» Do this
Take from the listing each line that has the string "unit".

# Start of The records

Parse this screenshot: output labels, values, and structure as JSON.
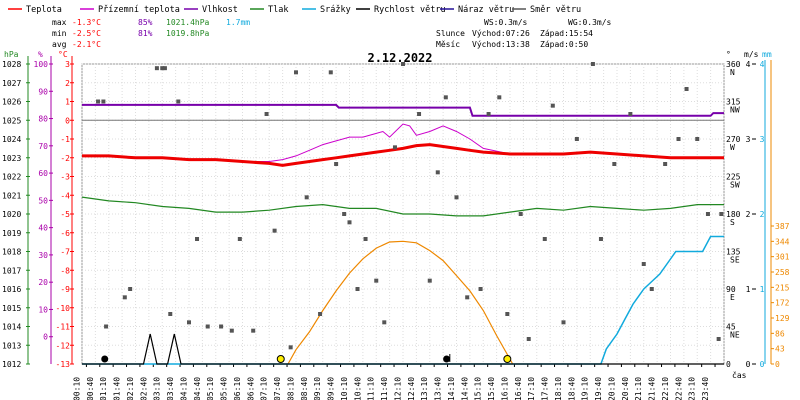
{
  "chart_data": {
    "type": "line",
    "title": "2.12.2022",
    "xlabel": "čas",
    "legend": [
      {
        "name": "Teplota",
        "color": "#ff0000"
      },
      {
        "name": "Přízemní teplota",
        "color": "#cc00cc"
      },
      {
        "name": "Vlhkost",
        "color": "#7700aa"
      },
      {
        "name": "Tlak",
        "color": "#228822"
      },
      {
        "name": "Srážky",
        "color": "#11aadd"
      },
      {
        "name": "Rychlost větru",
        "color": "#000000"
      },
      {
        "name": "Náraz větru",
        "color": "#221199"
      },
      {
        "name": "Směr větru",
        "color": "#555555"
      }
    ],
    "stats": {
      "max": {
        "label": "max",
        "temp": "-1.3°C",
        "hum": "85%",
        "press": "1021.4hPa",
        "rain": "1.7mm"
      },
      "min": {
        "label": "min",
        "temp": "-2.5°C",
        "hum": "81%",
        "press": "1019.8hPa"
      },
      "avg": {
        "label": "avg",
        "temp": "-2.1°C"
      }
    },
    "wind_info": {
      "ws": "WS:0.3m/s",
      "wg": "WG:0.3m/s"
    },
    "sun": {
      "label": "Slunce",
      "rise": "Východ:07:26",
      "set": "Západ:15:54"
    },
    "moon": {
      "label": "Měsíc",
      "rise": "Východ:13:38",
      "set": "Západ:0:50"
    },
    "axes": {
      "hpa_label": "hPa",
      "hpa_ticks": [
        "1028",
        "1027",
        "1026",
        "1025",
        "1024",
        "1023",
        "1022",
        "1021",
        "1020",
        "1019",
        "1018",
        "1017",
        "1016",
        "1015",
        "1014",
        "1013",
        "1012"
      ],
      "pct_label": "%",
      "pct_ticks": [
        "100",
        "90",
        "80",
        "70",
        "60",
        "50",
        "40",
        "30",
        "20",
        "10",
        "0"
      ],
      "temp_label": "°C",
      "temp_ticks": [
        "3",
        "2",
        "1",
        "0",
        "-1",
        "-2",
        "-3",
        "-4",
        "-5",
        "-6",
        "-7",
        "-8",
        "-9",
        "-10",
        "-11",
        "-12",
        "-13"
      ],
      "temp_range": [
        -13,
        3
      ],
      "deg_label": "°",
      "dir_ticks": [
        {
          "deg": "360",
          "dir": "N"
        },
        {
          "deg": "315",
          "dir": "NW"
        },
        {
          "deg": "270",
          "dir": "W"
        },
        {
          "deg": "225",
          "dir": "SW"
        },
        {
          "deg": "180",
          "dir": "S"
        },
        {
          "deg": "135",
          "dir": "SE"
        },
        {
          "deg": "90",
          "dir": "E"
        },
        {
          "deg": "45",
          "dir": "NE"
        },
        {
          "deg": "0",
          "dir": ""
        }
      ],
      "ms_label": "m/s",
      "ms_ticks": [
        "4",
        "3",
        "2",
        "1",
        "0"
      ],
      "mm_label": "mm",
      "mm_ticks": [
        "4",
        "3",
        "2",
        "1",
        "0"
      ],
      "rad_ticks": [
        "387",
        "344",
        "301",
        "258",
        "215",
        "172",
        "129",
        "86",
        "43",
        "0"
      ],
      "time_ticks": [
        "00:10",
        "00:40",
        "01:10",
        "01:40",
        "02:10",
        "02:40",
        "03:10",
        "03:40",
        "04:10",
        "04:40",
        "05:10",
        "05:40",
        "06:10",
        "06:40",
        "07:10",
        "07:40",
        "08:10",
        "08:40",
        "09:10",
        "09:40",
        "10:10",
        "10:40",
        "11:10",
        "11:40",
        "12:10",
        "12:40",
        "13:10",
        "13:40",
        "14:10",
        "14:40",
        "15:10",
        "15:40",
        "16:10",
        "16:40",
        "17:10",
        "17:40",
        "18:10",
        "18:40",
        "19:10",
        "19:40",
        "20:10",
        "20:40",
        "21:10",
        "21:40",
        "22:10",
        "22:40",
        "23:10",
        "23:40"
      ]
    },
    "series": {
      "temperature": {
        "unit": "°C",
        "x": [
          0,
          1,
          2,
          3,
          4,
          5,
          6,
          7,
          7.5,
          8,
          8.5,
          9,
          9.5,
          10,
          10.5,
          11,
          11.5,
          12,
          12.5,
          13,
          13.5,
          14,
          14.5,
          15,
          16,
          17,
          18,
          19,
          20,
          21,
          22,
          23,
          24
        ],
        "y": [
          -1.9,
          -1.9,
          -2.0,
          -2.0,
          -2.1,
          -2.1,
          -2.2,
          -2.3,
          -2.4,
          -2.3,
          -2.2,
          -2.1,
          -2.0,
          -1.9,
          -1.8,
          -1.7,
          -1.6,
          -1.5,
          -1.35,
          -1.3,
          -1.4,
          -1.5,
          -1.6,
          -1.7,
          -1.8,
          -1.8,
          -1.8,
          -1.7,
          -1.8,
          -1.9,
          -2.0,
          -2.0,
          -2.0
        ]
      },
      "ground_temperature": {
        "unit": "°C",
        "x": [
          0,
          1,
          2,
          3,
          4,
          5,
          6,
          7,
          7.5,
          8,
          8.5,
          9,
          9.5,
          10,
          10.5,
          11,
          11.25,
          11.5,
          12,
          12.25,
          12.5,
          13,
          13.5,
          14,
          14.5,
          15,
          16,
          17,
          18,
          19,
          20,
          21,
          22,
          23,
          24
        ],
        "y": [
          -1.9,
          -1.9,
          -2.0,
          -2.0,
          -2.1,
          -2.1,
          -2.2,
          -2.2,
          -2.1,
          -1.9,
          -1.6,
          -1.3,
          -1.1,
          -0.9,
          -0.9,
          -0.7,
          -0.6,
          -0.9,
          -0.2,
          -0.3,
          -0.8,
          -0.6,
          -0.3,
          -0.6,
          -1.0,
          -1.5,
          -1.8,
          -1.8,
          -1.8,
          -1.7,
          -1.8,
          -1.9,
          -2.0,
          -2.0,
          -2.0
        ]
      },
      "humidity": {
        "unit": "%",
        "x": [
          0,
          9.5,
          9.6,
          14.5,
          14.6,
          23.5,
          23.6,
          24
        ],
        "y": [
          85,
          85,
          84,
          84,
          81,
          81,
          82,
          82
        ]
      },
      "pressure": {
        "unit": "hPa",
        "x": [
          0,
          1,
          2,
          3,
          4,
          5,
          6,
          7,
          8,
          9,
          10,
          11,
          12,
          13,
          14,
          15,
          16,
          17,
          18,
          19,
          20,
          21,
          22,
          23,
          24
        ],
        "y": [
          1020.9,
          1020.7,
          1020.6,
          1020.4,
          1020.3,
          1020.1,
          1020.1,
          1020.2,
          1020.4,
          1020.5,
          1020.3,
          1020.3,
          1020.0,
          1020.0,
          1019.9,
          1019.9,
          1020.1,
          1020.3,
          1020.2,
          1020.4,
          1020.3,
          1020.2,
          1020.3,
          1020.5,
          1020.5
        ]
      },
      "rain": {
        "unit": "mm",
        "x": [
          0,
          19.4,
          19.6,
          20,
          20.3,
          20.6,
          21,
          21.3,
          21.6,
          22,
          22.2,
          22.6,
          23,
          23.2,
          23.5,
          24
        ],
        "y": [
          0,
          0,
          0.2,
          0.4,
          0.6,
          0.8,
          1.0,
          1.1,
          1.2,
          1.4,
          1.5,
          1.5,
          1.5,
          1.5,
          1.7,
          1.7
        ]
      },
      "wind_speed": {
        "unit": "m/s",
        "x": [
          0,
          2.3,
          2.55,
          2.8,
          3.2,
          3.45,
          3.7,
          24
        ],
        "y": [
          0,
          0,
          0.6,
          0,
          0,
          0.6,
          0,
          0
        ]
      },
      "solar_radiation": {
        "unit": "W/m²",
        "x": [
          7.7,
          8,
          8.5,
          9,
          9.5,
          10,
          10.5,
          11,
          11.5,
          12,
          12.5,
          13,
          13.5,
          14,
          14.5,
          15,
          15.5,
          16.1
        ],
        "y": [
          0,
          40,
          90,
          150,
          205,
          255,
          295,
          325,
          342,
          344,
          340,
          318,
          290,
          248,
          205,
          150,
          80,
          0
        ]
      },
      "wind_direction": {
        "unit": "°",
        "x": [
          0.6,
          0.8,
          0.9,
          1.6,
          1.8,
          2.8,
          3.0,
          3.1,
          3.3,
          3.6,
          4.0,
          4.3,
          4.7,
          5.2,
          5.6,
          5.9,
          6.4,
          6.9,
          7.2,
          7.8,
          8.0,
          8.4,
          8.9,
          9.3,
          9.5,
          9.8,
          10.0,
          10.3,
          10.6,
          11.0,
          11.3,
          11.7,
          12.0,
          12.6,
          13.0,
          13.3,
          13.6,
          14.0,
          14.4,
          14.9,
          15.2,
          15.6,
          15.9,
          16.4,
          16.7,
          17.3,
          17.6,
          18.0,
          18.5,
          19.1,
          19.4,
          19.9,
          20.5,
          21.0,
          21.3,
          21.8,
          22.3,
          22.6,
          23.0,
          23.4,
          23.8,
          23.9
        ],
        "y": [
          315,
          315,
          45,
          80,
          90,
          355,
          355,
          355,
          60,
          315,
          50,
          150,
          45,
          45,
          40,
          150,
          40,
          300,
          160,
          20,
          350,
          200,
          60,
          350,
          240,
          180,
          170,
          90,
          150,
          100,
          50,
          260,
          360,
          300,
          100,
          230,
          320,
          200,
          80,
          90,
          300,
          320,
          60,
          180,
          30,
          150,
          310,
          50,
          270,
          360,
          150,
          240,
          300,
          120,
          90,
          240,
          270,
          330,
          270,
          180,
          30,
          180
        ]
      }
    }
  }
}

# End of The records

» Correct answer
        "unit": "°C",
        "unit": "°C",
        "unit": "%",
        "unit": "hPa",
        "unit": "mm",
        "unit": "m/s",
        "unit": "W/m²",
        "unit": "°",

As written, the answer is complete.